── EXTRAIT CHOISI

Jacob, Jacob, de Valérie Zenatti
Signé Bookfalo Kill
Jacob, un jeune Juif de Constantine, est enrôlé en juin 1944 pour libérer la France. De sa guerre, les siens ignorent tout. Ces gens très modestes, pauvres et frustes, attendent avec impatience le retour de celui qui est leur fierté, un valeureux. Ils ignorent aussi que l’accélération de l’Histoire ne va pas tarder à entraîner leur propre déracinement…
Exceptionnellement, j’ai conservé le résumé proposé par l’éditeur plutôt que d’essayer d’en tricoter un moi-même. Cette quatrième de couverture a en effet le mérite de donner le ton de l’histoire sans trop en révéler sur le destin des personnages, et c’est très bien ainsi.
Que pourrait-on dire de plus sans gâcher la découverte du roman ? Jacob, Jacob est inspiré de l’histoire familiale de Valérie Zenatti, et la photo qui orne la couverture, évoquée d’ailleurs dans le livre, présente le portrait du Jacob en question, qui n’est autre que le grand-père de la romancière. Sans être autobiographique ni nombrilocentré, c’est donc un roman très personnel – et je dis bien un roman, car si elle a enquêté pour reconstituer le parcours du jeune homme, de ses parents et de ses proches, Valérie Zenatti a fait véritablement œuvre d’invention pour imaginer ce que furent leurs vies, leurs rapports, leurs aspirations, et pour se mettre dans leur peau et dans leur tête.
Plusieurs points de vue s’entremêlent dans ce livre. Il y a celui porté sur Jacob au cours de son engagement militaire : l’entraînement sommaire en Algérie, puis le débarquement en Provence, et ensuite la remontée à travers la France pour rallier l’Allemagne et se joindre aux forces alliées qui convergent vers Berlin. C’est ici le roman de guerre, dont les batailles, la fureur aveugle, les amitiés indispensables pour résister à l’horreur, les chagrins incompréhensibles sont tirés à grands traits par les longues phrases rythmiques de Valérie Zenatti. La romancière ne verse jamais dans le spectaculaire facile, elle est au plus près de son héros, à la manière d’un Spielberg filmant batailles et rapports humains dans Il faut sauver le soldat Ryan.

────
── LIGNES RÉPERTORIÉES

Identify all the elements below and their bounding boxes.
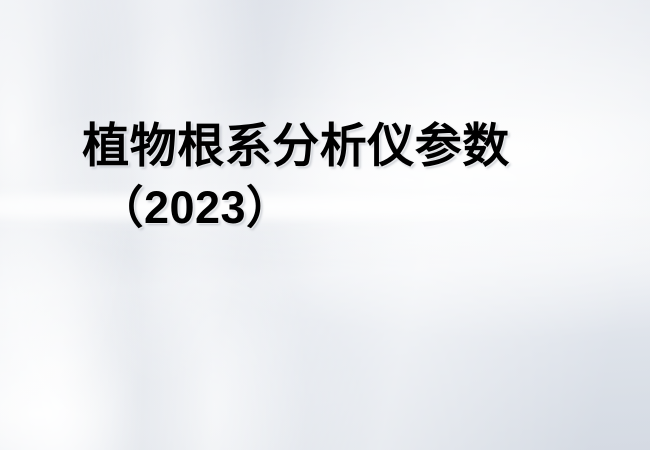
title-slide: 植物根系分析仪参数 （2023）	[0, 0, 650, 450]
page-title: 植物根系分析仪参数 （2023）	[0, 118, 650, 235]
title-sub-line: （2023）	[0, 181, 650, 234]
title-main-line: 植物根系分析仪参数	[0, 118, 650, 173]
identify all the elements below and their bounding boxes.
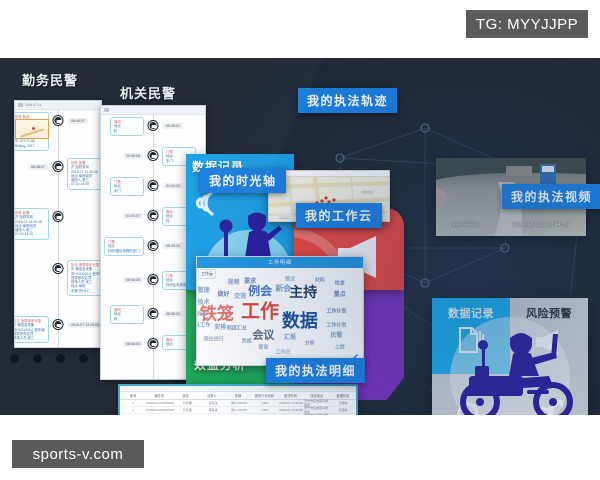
word-cloud-term: 技术 bbox=[198, 300, 210, 306]
timeline-node-icon bbox=[149, 275, 158, 284]
timeline-time: 08:54:00 bbox=[123, 341, 143, 347]
word-cloud-term: 完成 bbox=[197, 312, 207, 317]
word-cloud-term: 完成 bbox=[242, 339, 252, 344]
word-cloud-term: 会议 bbox=[252, 330, 274, 341]
table-cell: 2 bbox=[120, 407, 146, 413]
word-cloud-term: 重点 bbox=[334, 292, 346, 298]
table-column-header: 序号 bbox=[120, 392, 146, 399]
word-cloud-term: 工作日 bbox=[276, 351, 291, 356]
word-cloud-term: 交流 bbox=[234, 294, 246, 300]
timeline-time: 2018-07-14 09:00 bbox=[68, 322, 102, 328]
tag-my-timeline[interactable]: 我的时光轴 bbox=[200, 168, 286, 193]
screenshot-root: TG: MYYJJPP bbox=[0, 0, 600, 480]
word-cloud-term: 做好 bbox=[218, 292, 230, 298]
timeline-bubble[interactable]: 勤务 轨迹 东 XFY72-88 Beijing_2017 bbox=[14, 112, 49, 151]
timeline-bubble[interactable]: 离岗 地点 科 bbox=[110, 117, 144, 136]
table-cell: 鲁H·XXXXX bbox=[226, 407, 252, 413]
word-cloud-term: 例会 bbox=[248, 285, 272, 297]
timeline-bubble[interactable]: 执法 违章停车记录 车 辆信息采集 鲁HXXXXX/小型车辆 违章停车处罚 现场… bbox=[67, 260, 102, 296]
word-cloud-term: 民警 bbox=[330, 333, 342, 339]
timeline-node-icon bbox=[149, 211, 158, 220]
table-cell: 张某某 bbox=[200, 400, 226, 406]
timeline-node-icon bbox=[149, 309, 158, 318]
bubble-foot: 东 XFY72-88 Beijing_2017 bbox=[15, 139, 45, 148]
table-cell: 已处理 bbox=[174, 407, 200, 413]
table-cell: 2018-07-14 09:10 bbox=[278, 414, 304, 415]
table-column-header: 违法地点 bbox=[304, 392, 330, 399]
timeline-time: 01:00:32 bbox=[163, 183, 183, 189]
duty-police-timeline-card[interactable]: 2018-07-14 勤务 轨迹 东 XFY72-88 Beijing_2017… bbox=[14, 100, 102, 348]
timeline-row[interactable]: 离岗 地点 科 00:28:01 bbox=[101, 115, 205, 145]
word-cloud-term: 检查 bbox=[335, 282, 345, 287]
timeline-bubble[interactable]: 执法 违章停车记录 车 辆信息采集 鲁HXXXXX/小型车辆 违章停车处罚 现场… bbox=[14, 316, 49, 343]
table-cell: 已处理 bbox=[174, 400, 200, 406]
watermark-top-right: TG: MYYJJPP bbox=[466, 10, 588, 38]
table-cell: 鲁H·XXXXX bbox=[226, 414, 252, 415]
table-cell: 2018-07-14 08:46 bbox=[278, 400, 304, 406]
timeline-bubble[interactable]: 勤务 民警 开 始勤务岗 2018-07-14 08:46 地点:阜桥岗亭 值班… bbox=[67, 158, 102, 190]
svg-text:阜桥街道: 阜桥街道 bbox=[279, 215, 291, 220]
table-column-header: 违法时间 bbox=[277, 392, 303, 399]
bubble-line: 车牌:鲁H1X bbox=[71, 289, 102, 293]
timeline-card-titlebar bbox=[101, 106, 205, 115]
section-title-duty-police: 勤务民警 bbox=[22, 70, 78, 89]
bubble-line: 科 bbox=[114, 317, 140, 321]
table-cell: 李某某 bbox=[200, 407, 226, 413]
table-cell: 37080012201800001 bbox=[146, 400, 174, 406]
word-cloud-term: 分析 bbox=[305, 341, 315, 346]
table-cell: 已结案 bbox=[330, 407, 356, 413]
table-cell: 1301 bbox=[252, 407, 278, 413]
work-cloud-canvas[interactable]: 工作云 铁笼工作数据主持例会会议新会工作计划视频要求情况材料检查管理技术完成与队… bbox=[197, 268, 363, 365]
table-cell: 2018-07-14 08:52 bbox=[278, 407, 304, 413]
timeline-time: 08:43:19 bbox=[163, 243, 183, 249]
word-cloud-term: 与队工作 bbox=[196, 324, 210, 329]
timeline-time: 08:46:37 bbox=[68, 118, 88, 124]
bubble-line: 科 bbox=[114, 129, 140, 133]
table-cell: 1 bbox=[120, 400, 146, 406]
slide-dot bbox=[10, 354, 19, 363]
word-cloud-term: 材料 bbox=[315, 278, 325, 283]
watermark-bottom-left: sports-v.com bbox=[12, 440, 144, 468]
table-cell: 济宁市任城区古槐街道 bbox=[304, 414, 330, 415]
word-cloud-term: 工作计划 bbox=[326, 324, 346, 329]
table-cell: 鲁H·XXXXX bbox=[226, 400, 252, 406]
duty-timeline-body: 勤务 轨迹 东 XFY72-88 Beijing_2017 08:46:37 勤… bbox=[15, 110, 101, 347]
video-osd-timestamp: 2019-06-02 07:44:14 bbox=[512, 222, 569, 228]
titlebar-chip bbox=[18, 103, 23, 107]
section-title-agency-police: 机关民警 bbox=[120, 83, 176, 102]
map-thumbnail[interactable] bbox=[15, 119, 49, 139]
timeline-time: 00:59:06 bbox=[123, 153, 143, 159]
word-cloud-term: 汇报 bbox=[284, 335, 296, 341]
traffic-police-motorcycle-icon bbox=[435, 318, 585, 415]
timeline-time: 08:48:07 bbox=[28, 164, 48, 170]
slide-dot bbox=[79, 354, 88, 363]
table-column-header: 当事人 bbox=[199, 392, 225, 399]
work-cloud-side-label: 工作云 bbox=[198, 269, 216, 279]
bubble-line: 车门 bbox=[114, 189, 140, 193]
timeline-bubble[interactable]: 离岗 地点 科 bbox=[110, 305, 144, 324]
timeline-time: 08:50:22 bbox=[163, 311, 183, 317]
table-column-header: 违法行为代码 bbox=[251, 392, 277, 399]
word-cloud-term: 管理 bbox=[198, 288, 210, 294]
video-osd-id: 000-00001 bbox=[452, 222, 479, 228]
timeline-time: 00:28:01 bbox=[163, 123, 183, 129]
timeline-row[interactable]: 勤务 民警 开 始勤务岗 2018-07-14 08:48 地点:阜桥岗亭 值班… bbox=[15, 206, 101, 258]
table-cell: 王某某 bbox=[200, 414, 226, 415]
timeline-node-icon bbox=[54, 212, 63, 221]
tag-enforcement-trajectory[interactable]: 我的执法轨迹 bbox=[298, 88, 397, 113]
timeline-node-icon bbox=[149, 151, 158, 160]
slide-dot bbox=[56, 354, 65, 363]
word-cloud-term: 视频 bbox=[228, 280, 240, 286]
svg-text:古槐街道: 古槐街道 bbox=[361, 189, 373, 194]
tag-enforcement-detail[interactable]: 我的执法明细 bbox=[266, 358, 365, 383]
table-column-header: 车牌 bbox=[225, 392, 251, 399]
table-cell: 37080012201800002 bbox=[146, 407, 174, 413]
timeline-row[interactable]: 勤务 民警 开 始勤务岗 2018-07-14 08:46 地点:阜桥岗亭 值班… bbox=[15, 156, 101, 206]
work-cloud-card[interactable]: 工作明细 工作云 铁笼工作数据主持例会会议新会工作计划视频要求情况材料检查管理技… bbox=[196, 256, 364, 366]
tag-my-work-cloud[interactable]: 我的工作云 bbox=[296, 203, 382, 228]
table-row[interactable]: 337080012201800003处理中王某某鲁H·XXXXX10392018… bbox=[120, 414, 356, 415]
bubble-line: 07:20-14:00 bbox=[71, 182, 101, 186]
work-cloud-titlebar: 工作明细 bbox=[197, 257, 363, 268]
table-column-header: 状态 bbox=[172, 392, 198, 399]
table-column-header: 案件号 bbox=[146, 392, 172, 399]
word-cloud-term: 工作计划 bbox=[326, 309, 346, 314]
timeline-bubble[interactable]: 门禁 地点 科研/楼区电梯前室门 bbox=[104, 237, 144, 256]
word-cloud-term: 主持 bbox=[289, 285, 317, 299]
word-cloud-term: 情况 bbox=[285, 277, 295, 282]
video-osd-overlay: 000-00001 2019-06-02 07:44:14 bbox=[436, 222, 586, 228]
word-cloud-term: 制度汇总 bbox=[227, 327, 247, 332]
timeline-node-icon bbox=[54, 162, 63, 171]
timeline-bubble[interactable]: 勤务 民警 开 始勤务岗 2018-07-14 08:48 地点:阜桥岗亭 值班… bbox=[14, 208, 49, 240]
table-cell: 待审核 bbox=[330, 414, 356, 415]
bubble-line: 科研/楼区电梯前室门 bbox=[108, 249, 140, 253]
timeline-node-icon bbox=[149, 121, 158, 130]
word-cloud-term: 督查 bbox=[258, 345, 268, 350]
table-cell: 37080012201800003 bbox=[146, 414, 174, 415]
slide-dot bbox=[33, 354, 42, 363]
timeline-header-date: 2018-07-14 bbox=[25, 103, 41, 107]
word-cloud-term: 现在进行 bbox=[204, 337, 224, 342]
table-cell: 1301 bbox=[252, 400, 278, 406]
table-column-header: 处理状态 bbox=[330, 392, 356, 399]
timeline-time: 08:44:35 bbox=[123, 277, 143, 283]
table-cell: 处理中 bbox=[174, 414, 200, 415]
word-cloud-term: 安排 bbox=[214, 325, 226, 331]
timeline-node-icon bbox=[54, 264, 63, 273]
timeline-row[interactable]: 执法 违章停车记录 车 辆信息采集 鲁HXXXXX/小型车辆 违章停车处罚 现场… bbox=[15, 314, 101, 348]
word-cloud-term: 新会 bbox=[275, 285, 291, 293]
timeline-node-icon bbox=[149, 241, 158, 250]
timeline-node-icon bbox=[149, 181, 158, 190]
timeline-node-icon bbox=[54, 320, 63, 329]
word-cloud-term: 上报 bbox=[335, 345, 345, 350]
table-cell: 3 bbox=[120, 414, 146, 415]
table-cell: 1039 bbox=[252, 414, 278, 415]
table-cell: 已结案 bbox=[330, 400, 356, 406]
capability-grid[interactable]: 数据记录 风险预警 效益分析 bbox=[432, 298, 588, 415]
timeline-node-icon bbox=[149, 339, 158, 348]
bubble-line: 现场人员:张三 bbox=[14, 336, 45, 340]
tag-enforcement-video[interactable]: 我的执法视频 bbox=[502, 184, 600, 209]
timeline-card-titlebar: 2018-07-14 bbox=[15, 101, 101, 110]
word-cloud-term: 工作 bbox=[241, 302, 279, 321]
word-cloud-term: 要求 bbox=[244, 279, 256, 285]
timeline-time: 01:04:07 bbox=[123, 213, 143, 219]
enforcement-detail-table-card[interactable]: 序号案件号状态当事人车牌违法行为代码违法时间违法地点处理状态 137080012… bbox=[118, 384, 358, 415]
word-cloud-term: 数据 bbox=[282, 312, 318, 330]
timeline-bubble[interactable]: 门禁 地点 车门 bbox=[110, 177, 144, 196]
timeline-row[interactable]: 勤务 轨迹 东 XFY72-88 Beijing_2017 08:46:37 bbox=[15, 110, 101, 156]
table-body: 137080012201800001已处理张某某鲁H·XXXXX13012018… bbox=[120, 400, 356, 415]
timeline-node-icon bbox=[54, 116, 63, 125]
timeline-row[interactable]: 执法 违章停车记录 车 辆信息采集 鲁HXXXXX/小型车辆 违章停车处罚 现场… bbox=[15, 258, 101, 314]
titlebar-chip bbox=[104, 108, 109, 112]
presentation-slide: 勤务民警 机关民警 2018-07-14 勤务 轨迹 东 XFY72-88 Be… bbox=[0, 58, 600, 415]
bubble-line: 07:20-14:00 bbox=[15, 232, 45, 236]
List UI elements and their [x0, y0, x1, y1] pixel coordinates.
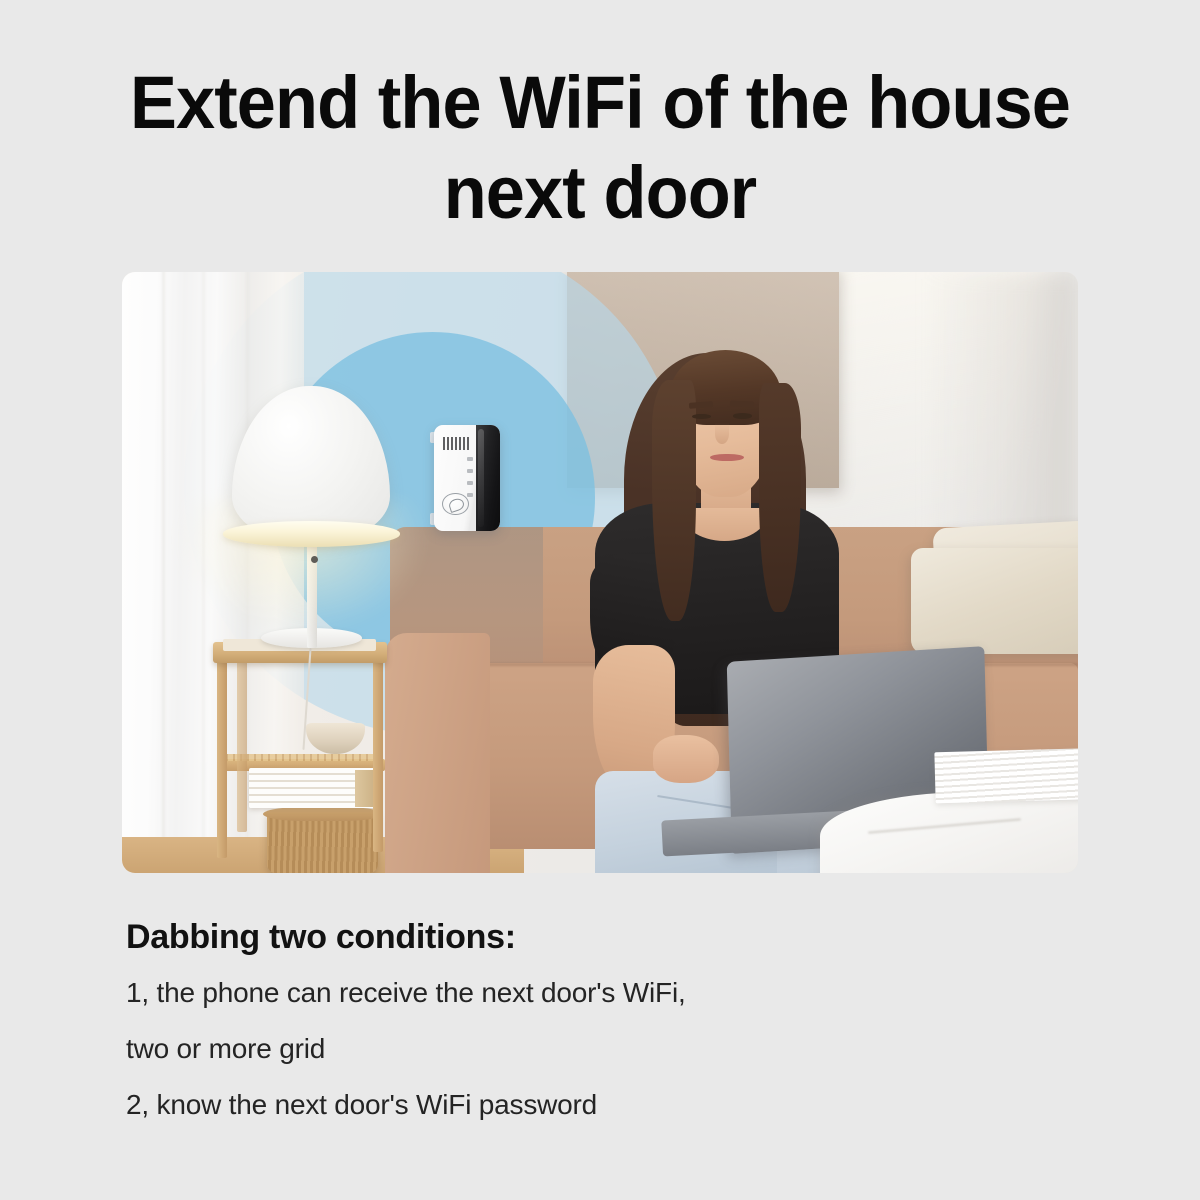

────

**EXERCICES À FAIRE:**
A. Extrayez tel quel, s'il vous plaît, le passage de la critique de Jacob, Jacob qui s'ouvre sur les mots contenant "Que pourrait-on dire" et se clôt sur "dans leur tête.".
B. Selon la critique de Jacob, Jacob, quel lien de parenté unit le Jacob photographié sur la couverture à la romancière ?

**CORRIGÉ DES EXERCICES:**
A.
Que pourrait-on dire de plus sans gâcher la découverte du roman ? Jacob, Jacob est inspiré de l’histoire familiale de Valérie Zenatti, et la photo qui orne la couverture, évoquée d’ailleurs dans le livre, présente le portrait du Jacob en question, qui n’est autre que le grand-père de la romancière. Sans être autobiographique ni nombrilocentré, c’est donc un roman très personnel – et je dis bien un roman, car si elle a enquêté pour reconstituer le parcours du jeune homme, de ses parents et de ses proches, Valérie Zenatti a fait véritablement œuvre d’invention pour imaginer ce que furent leurs vies, leurs rapports, leurs aspirations, et pour se mettre dans leur peau et dans leur tête.

B. Il est le grand-père de Valérie Zenatti.